Figure contents as structured data
* * * *
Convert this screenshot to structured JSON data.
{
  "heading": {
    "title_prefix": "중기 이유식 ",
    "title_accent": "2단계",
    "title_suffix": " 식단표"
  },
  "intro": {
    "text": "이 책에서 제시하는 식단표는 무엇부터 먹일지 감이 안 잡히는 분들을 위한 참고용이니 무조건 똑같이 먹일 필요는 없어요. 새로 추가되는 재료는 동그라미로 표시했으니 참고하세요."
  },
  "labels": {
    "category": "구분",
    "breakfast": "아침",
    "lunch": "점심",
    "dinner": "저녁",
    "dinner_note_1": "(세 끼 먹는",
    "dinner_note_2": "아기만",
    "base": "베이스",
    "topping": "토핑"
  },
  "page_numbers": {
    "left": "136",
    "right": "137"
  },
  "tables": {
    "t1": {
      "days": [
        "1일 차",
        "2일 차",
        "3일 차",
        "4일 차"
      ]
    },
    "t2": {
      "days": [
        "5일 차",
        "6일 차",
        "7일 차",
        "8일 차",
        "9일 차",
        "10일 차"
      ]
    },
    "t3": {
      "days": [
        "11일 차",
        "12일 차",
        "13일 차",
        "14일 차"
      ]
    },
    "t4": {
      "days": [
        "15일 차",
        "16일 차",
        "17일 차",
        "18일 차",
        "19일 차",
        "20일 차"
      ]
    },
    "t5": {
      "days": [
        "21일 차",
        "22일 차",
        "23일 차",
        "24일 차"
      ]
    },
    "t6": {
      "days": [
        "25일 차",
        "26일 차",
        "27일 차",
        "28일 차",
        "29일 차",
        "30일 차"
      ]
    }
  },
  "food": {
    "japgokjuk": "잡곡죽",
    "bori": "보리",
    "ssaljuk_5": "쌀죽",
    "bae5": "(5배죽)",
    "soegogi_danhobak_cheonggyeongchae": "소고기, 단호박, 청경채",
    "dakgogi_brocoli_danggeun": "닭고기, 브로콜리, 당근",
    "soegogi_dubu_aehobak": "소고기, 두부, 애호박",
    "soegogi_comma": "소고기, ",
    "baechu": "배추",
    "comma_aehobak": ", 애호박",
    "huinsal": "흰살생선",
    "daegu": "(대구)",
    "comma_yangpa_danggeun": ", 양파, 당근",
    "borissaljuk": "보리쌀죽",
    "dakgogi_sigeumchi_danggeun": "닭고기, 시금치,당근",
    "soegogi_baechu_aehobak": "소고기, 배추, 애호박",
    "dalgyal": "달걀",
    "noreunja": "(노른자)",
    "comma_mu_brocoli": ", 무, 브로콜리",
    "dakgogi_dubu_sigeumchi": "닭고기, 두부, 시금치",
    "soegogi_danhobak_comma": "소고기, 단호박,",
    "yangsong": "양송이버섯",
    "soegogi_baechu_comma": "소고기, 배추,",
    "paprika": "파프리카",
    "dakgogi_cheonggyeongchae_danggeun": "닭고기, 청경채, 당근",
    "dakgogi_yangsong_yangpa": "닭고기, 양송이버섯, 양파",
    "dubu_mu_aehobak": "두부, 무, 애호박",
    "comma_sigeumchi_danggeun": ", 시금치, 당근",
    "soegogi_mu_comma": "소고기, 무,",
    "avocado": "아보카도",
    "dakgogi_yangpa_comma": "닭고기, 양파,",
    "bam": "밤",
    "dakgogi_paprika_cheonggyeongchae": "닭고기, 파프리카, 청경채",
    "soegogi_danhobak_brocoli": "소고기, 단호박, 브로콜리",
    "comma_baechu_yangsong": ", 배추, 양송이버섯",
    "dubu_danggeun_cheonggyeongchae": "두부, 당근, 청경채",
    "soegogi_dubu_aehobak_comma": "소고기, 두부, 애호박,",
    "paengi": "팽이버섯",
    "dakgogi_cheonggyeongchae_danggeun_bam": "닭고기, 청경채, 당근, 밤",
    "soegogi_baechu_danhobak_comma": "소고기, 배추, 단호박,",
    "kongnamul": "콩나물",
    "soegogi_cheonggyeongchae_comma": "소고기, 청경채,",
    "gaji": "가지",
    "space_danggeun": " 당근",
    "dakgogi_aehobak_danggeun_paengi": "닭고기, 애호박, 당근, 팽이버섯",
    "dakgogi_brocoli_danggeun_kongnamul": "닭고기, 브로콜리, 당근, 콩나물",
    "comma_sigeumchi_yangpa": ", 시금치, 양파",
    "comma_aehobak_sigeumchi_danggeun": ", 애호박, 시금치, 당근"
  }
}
* * * *
## Requirement:
Write out the whole listing again, exactly as it stands.

## Right answer:
Convert this screenshot to structured JSON data.
{
  "heading": {
    "title_prefix": "중기 이유식 ",
    "title_accent": "2단계",
    "title_suffix": " 식단표"
  },
  "intro": {
    "text": "이 책에서 제시하는 식단표는 무엇부터 먹일지 감이 안 잡히는 분들을 위한 참고용이니 무조건 똑같이 먹일 필요는 없어요. 새로 추가되는 재료는 동그라미로 표시했으니 참고하세요."
  },
  "labels": {
    "category": "구분",
    "breakfast": "아침",
    "lunch": "점심",
    "dinner": "저녁",
    "dinner_note_1": "(세 끼 먹는",
    "dinner_note_2": "아기만",
    "base": "베이스",
    "topping": "토핑"
  },
  "page_numbers": {
    "left": "136",
    "right": "137"
  },
  "tables": {
    "t1": {
      "days": [
        "1일 차",
        "2일 차",
        "3일 차",
        "4일 차"
      ]
    },
    "t2": {
      "days": [
        "5일 차",
        "6일 차",
        "7일 차",
        "8일 차",
        "9일 차",
        "10일 차"
      ]
    },
    "t3": {
      "days": [
        "11일 차",
        "12일 차",
        "13일 차",
        "14일 차"
      ]
    },
    "t4": {
      "days": [
        "15일 차",
        "16일 차",
        "17일 차",
        "18일 차",
        "19일 차",
        "20일 차"
      ]
    },
    "t5": {
      "days": [
        "21일 차",
        "22일 차",
        "23일 차",
        "24일 차"
      ]
    },
    "t6": {
      "days": [
        "25일 차",
        "26일 차",
        "27일 차",
        "28일 차",
        "29일 차",
        "30일 차"
      ]
    }
  },
  "food": {
    "japgokjuk": "잡곡죽",
    "bori": "보리",
    "ssaljuk_5": "쌀죽",
    "bae5": "(5배죽)",
    "soegogi_danhobak_cheonggyeongchae": "소고기, 단호박, 청경채",
    "dakgogi_brocoli_danggeun": "닭고기, 브로콜리, 당근",
    "soegogi_dubu_aehobak": "소고기, 두부, 애호박",
    "soegogi_comma": "소고기, ",
    "baechu": "배추",
    "comma_aehobak": ", 애호박",
    "huinsal": "흰살생선",
    "daegu": "(대구)",
    "comma_yangpa_danggeun": ", 양파, 당근",
    "borissaljuk": "보리쌀죽",
    "dakgogi_sigeumchi_danggeun": "닭고기, 시금치,당근",
    "soegogi_baechu_aehobak": "소고기, 배추, 애호박",
    "dalgyal": "달걀",
    "noreunja": "(노른자)",
    "comma_mu_brocoli": ", 무, 브로콜리",
    "dakgogi_dubu_sigeumchi": "닭고기, 두부, 시금치",
    "soegogi_danhobak_comma": "소고기, 단호박,",
    "yangsong": "양송이버섯",
    "soegogi_baechu_comma": "소고기, 배추,",
    "paprika": "파프리카",
    "dakgogi_cheonggyeongchae_danggeun": "닭고기, 청경채, 당근",
    "dakgogi_yangsong_yangpa": "닭고기, 양송이버섯, 양파",
    "dubu_mu_aehobak": "두부, 무, 애호박",
    "comma_sigeumchi_danggeun": ", 시금치, 당근",
    "soegogi_mu_comma": "소고기, 무,",
    "avocado": "아보카도",
    "dakgogi_yangpa_comma": "닭고기, 양파,",
    "bam": "밤",
    "dakgogi_paprika_cheonggyeongchae": "닭고기, 파프리카, 청경채",
    "soegogi_danhobak_brocoli": "소고기, 단호박, 브로콜리",
    "comma_baechu_yangsong": ", 배추, 양송이버섯",
    "dubu_danggeun_cheonggyeongchae": "두부, 당근, 청경채",
    "soegogi_dubu_aehobak_comma": "소고기, 두부, 애호박,",
    "paengi": "팽이버섯",
    "dakgogi_cheonggyeongchae_danggeun_bam": "닭고기, 청경채, 당근, 밤",
    "soegogi_baechu_danhobak_comma": "소고기, 배추, 단호박,",
    "kongnamul": "콩나물",
    "soegogi_cheonggyeongchae_comma": "소고기, 청경채,",
    "gaji": "가지",
    "space_danggeun": " 당근",
    "dakgogi_aehobak_danggeun_paengi": "닭고기, 애호박, 당근, 팽이버섯",
    "dakgogi_brocoli_danggeun_kongnamul": "닭고기, 브로콜리, 당근, 콩나물",
    "comma_sigeumchi_yangpa": ", 시금치, 양파",
    "comma_aehobak_sigeumchi_danggeun": ", 애호박, 시금치, 당근"
  }
}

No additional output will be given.